*Job 1*.
In the Go select priority thread, list every string literal passed to a fmt function in the program that comes with the question.
*Job 2*.
Return the passage of the Go select priority thread from "I wish to have" to "before the exit?", copied word for word.

*Passage to read*.
[start]
Priority in Go select statement workaround

问题

I wish to have a go routine listening on two channels, blocked when both channels are drained. However, if both channels contains data, I want one to be drained before the other is handled.

In the working example below I wish all out to be drained before exit is handled. I use a select-statement which doesn't have any priority order. How might I get around the problem, making all 10 out-values be handled before the exit?

package main

import "fmt"

func sender(out chan int, exit chan bool){
    for i := 1; i <= 10; i++ {
        out <- i
    } 
    exit <- true
}

func main(){
    out := make(chan int, 10)
    exit := make(chan bool)

    go sender(out, exit)

    L:
    for {
        select {
            case i := <-out:
                fmt.Printf("Value: %d\n", i)
            case <-exit:
                fmt.Println("Exiting")
                break L
        }
    }
    fmt.Println("Did we get all 10? Most likely not")
}

回答1:

package main

import "fmt"

func sender(out chan int, exit chan bool) {
    for i := 1; i <= 10; i++ {
        out <- i
    }
    exit <- true
}

func main() {
    out := make(chan int, 10)
    exit := make(chan bool)

    go sender(out, exit)

    for {
        select {
        case i := <-out:
            fmt.Printf("Value: %d\n", i)
[end]
*Given information*.
[start]
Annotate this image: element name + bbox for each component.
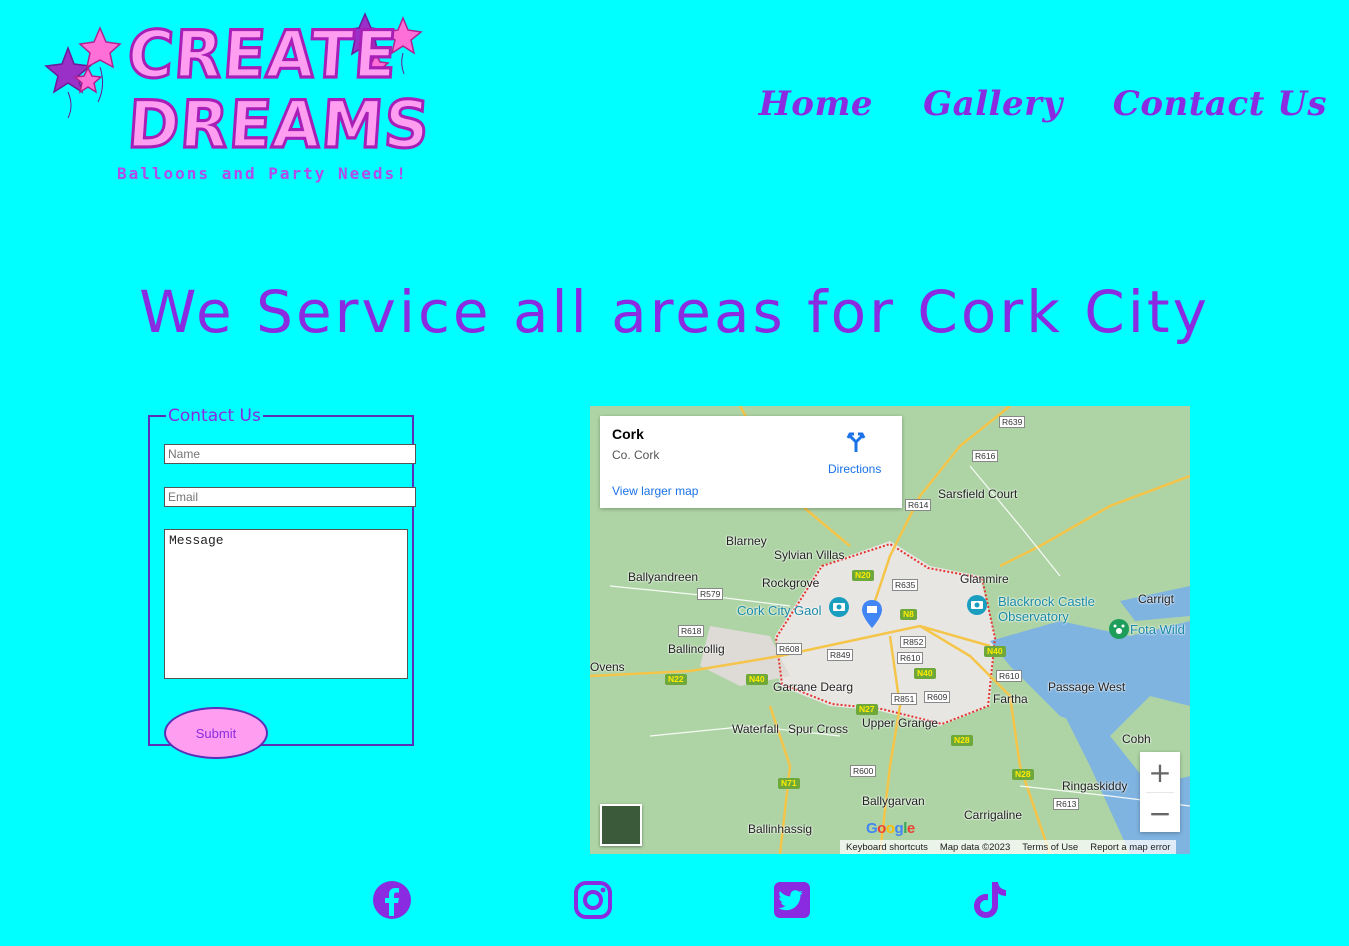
[end]
*Full answer 1*.
"Value: %d\n"
"Exiting"
"Did we get all 10? Most likely not"

*Full answer 2*.
I wish to have a go routine listening on two channels, blocked when both channels are drained. However, if both channels contains data, I want one to be drained before the other is handled.

In the working example below I wish all out to be drained before exit is handled. I use a select-statement which doesn't have any priority order. How might I get around the problem, making all 10 out-values be handled before the exit?